_Exercise_
Repeat every entry word for word, but leave the images out of your copy.

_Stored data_
....
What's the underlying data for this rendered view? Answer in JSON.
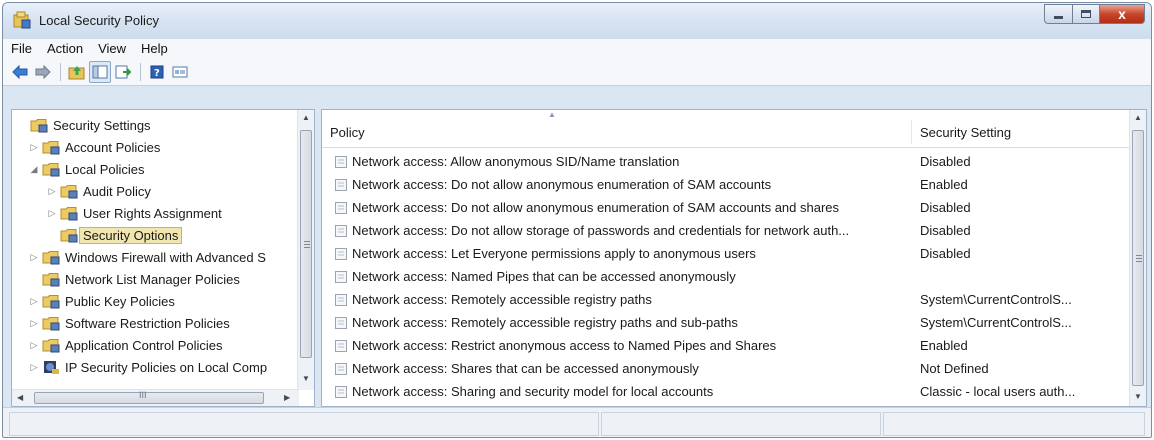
{
  "window": {
    "title": "Local Security Policy",
    "caption_close_glyph": "x"
  },
  "menu": [
    {
      "label": "File"
    },
    {
      "label": "Action"
    },
    {
      "label": "View"
    },
    {
      "label": "Help"
    }
  ],
  "toolbar": {
    "buttons": [
      "back-icon",
      "forward-icon",
      "up-icon",
      "show-hide-tree-icon",
      "export-list-icon",
      "help-icon",
      "properties-icon"
    ]
  },
  "tree": {
    "items": [
      {
        "label": "Security Settings",
        "expander": "",
        "level": 0
      },
      {
        "label": "Account Policies",
        "expander": "▷",
        "level": 1
      },
      {
        "label": "Local Policies",
        "expander": "◢",
        "level": 1
      },
      {
        "label": "Audit Policy",
        "expander": "▷",
        "level": 2
      },
      {
        "label": "User Rights Assignment",
        "expander": "▷",
        "level": 2
      },
      {
        "label": "Security Options",
        "expander": "",
        "level": 2,
        "selected": true
      },
      {
        "label": "Windows Firewall with Advanced S",
        "expander": "▷",
        "level": 1
      },
      {
        "label": "Network List Manager Policies",
        "expander": "",
        "level": 1
      },
      {
        "label": "Public Key Policies",
        "expander": "▷",
        "level": 1
      },
      {
        "label": "Software Restriction Policies",
        "expander": "▷",
        "level": 1
      },
      {
        "label": "Application Control Policies",
        "expander": "▷",
        "level": 1
      },
      {
        "label": "IP Security Policies on Local Comp",
        "expander": "▷",
        "level": 1
      }
    ],
    "hscroll_glyph": "III"
  },
  "list": {
    "columns": {
      "policy": "Policy",
      "setting": "Security Setting"
    },
    "rows": [
      {
        "policy": "Network access: Allow anonymous SID/Name translation",
        "setting": "Disabled"
      },
      {
        "policy": "Network access: Do not allow anonymous enumeration of SAM accounts",
        "setting": "Enabled"
      },
      {
        "policy": "Network access: Do not allow anonymous enumeration of SAM accounts and shares",
        "setting": "Disabled"
      },
      {
        "policy": "Network access: Do not allow storage of passwords and credentials for network auth...",
        "setting": "Disabled"
      },
      {
        "policy": "Network access: Let Everyone permissions apply to anonymous users",
        "setting": "Disabled"
      },
      {
        "policy": "Network access: Named Pipes that can be accessed anonymously",
        "setting": ""
      },
      {
        "policy": "Network access: Remotely accessible registry paths",
        "setting": "System\\CurrentControlS..."
      },
      {
        "policy": "Network access: Remotely accessible registry paths and sub-paths",
        "setting": "System\\CurrentControlS..."
      },
      {
        "policy": "Network access: Restrict anonymous access to Named Pipes and Shares",
        "setting": "Enabled"
      },
      {
        "policy": "Network access: Shares that can be accessed anonymously",
        "setting": "Not Defined"
      },
      {
        "policy": "Network access: Sharing and security model for local accounts",
        "setting": "Classic - local users auth..."
      }
    ]
  },
  "colors": {
    "frame": "#dbe6f3",
    "selection": "#f2e6b0",
    "close_button": "#c8462c"
  }
}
....
_Correct output_
What's the underlying data for this rendered view? Answer in JSON.
{
  "window": {
    "title": "Local Security Policy",
    "caption_close_glyph": "x"
  },
  "menu": [
    {
      "label": "File"
    },
    {
      "label": "Action"
    },
    {
      "label": "View"
    },
    {
      "label": "Help"
    }
  ],
  "toolbar": {
    "buttons": [
      "back-icon",
      "forward-icon",
      "up-icon",
      "show-hide-tree-icon",
      "export-list-icon",
      "help-icon",
      "properties-icon"
    ]
  },
  "tree": {
    "items": [
      {
        "label": "Security Settings",
        "expander": "",
        "level": 0
      },
      {
        "label": "Account Policies",
        "expander": "▷",
        "level": 1
      },
      {
        "label": "Local Policies",
        "expander": "◢",
        "level": 1
      },
      {
        "label": "Audit Policy",
        "expander": "▷",
        "level": 2
      },
      {
        "label": "User Rights Assignment",
        "expander": "▷",
        "level": 2
      },
      {
        "label": "Security Options",
        "expander": "",
        "level": 2,
        "selected": true
      },
      {
        "label": "Windows Firewall with Advanced S",
        "expander": "▷",
        "level": 1
      },
      {
        "label": "Network List Manager Policies",
        "expander": "",
        "level": 1
      },
      {
        "label": "Public Key Policies",
        "expander": "▷",
        "level": 1
      },
      {
        "label": "Software Restriction Policies",
        "expander": "▷",
        "level": 1
      },
      {
        "label": "Application Control Policies",
        "expander": "▷",
        "level": 1
      },
      {
        "label": "IP Security Policies on Local Comp",
        "expander": "▷",
        "level": 1
      }
    ],
    "hscroll_glyph": "III"
  },
  "list": {
    "columns": {
      "policy": "Policy",
      "setting": "Security Setting"
    },
    "rows": [
      {
        "policy": "Network access: Allow anonymous SID/Name translation",
        "setting": "Disabled"
      },
      {
        "policy": "Network access: Do not allow anonymous enumeration of SAM accounts",
        "setting": "Enabled"
      },
      {
        "policy": "Network access: Do not allow anonymous enumeration of SAM accounts and shares",
        "setting": "Disabled"
      },
      {
        "policy": "Network access: Do not allow storage of passwords and credentials for network auth...",
        "setting": "Disabled"
      },
      {
        "policy": "Network access: Let Everyone permissions apply to anonymous users",
        "setting": "Disabled"
      },
      {
        "policy": "Network access: Named Pipes that can be accessed anonymously",
        "setting": ""
      },
      {
        "policy": "Network access: Remotely accessible registry paths",
        "setting": "System\\CurrentControlS..."
      },
      {
        "policy": "Network access: Remotely accessible registry paths and sub-paths",
        "setting": "System\\CurrentControlS..."
      },
      {
        "policy": "Network access: Restrict anonymous access to Named Pipes and Shares",
        "setting": "Enabled"
      },
      {
        "policy": "Network access: Shares that can be accessed anonymously",
        "setting": "Not Defined"
      },
      {
        "policy": "Network access: Sharing and security model for local accounts",
        "setting": "Classic - local users auth..."
      }
    ]
  },
  "colors": {
    "frame": "#dbe6f3",
    "selection": "#f2e6b0",
    "close_button": "#c8462c"
  }
}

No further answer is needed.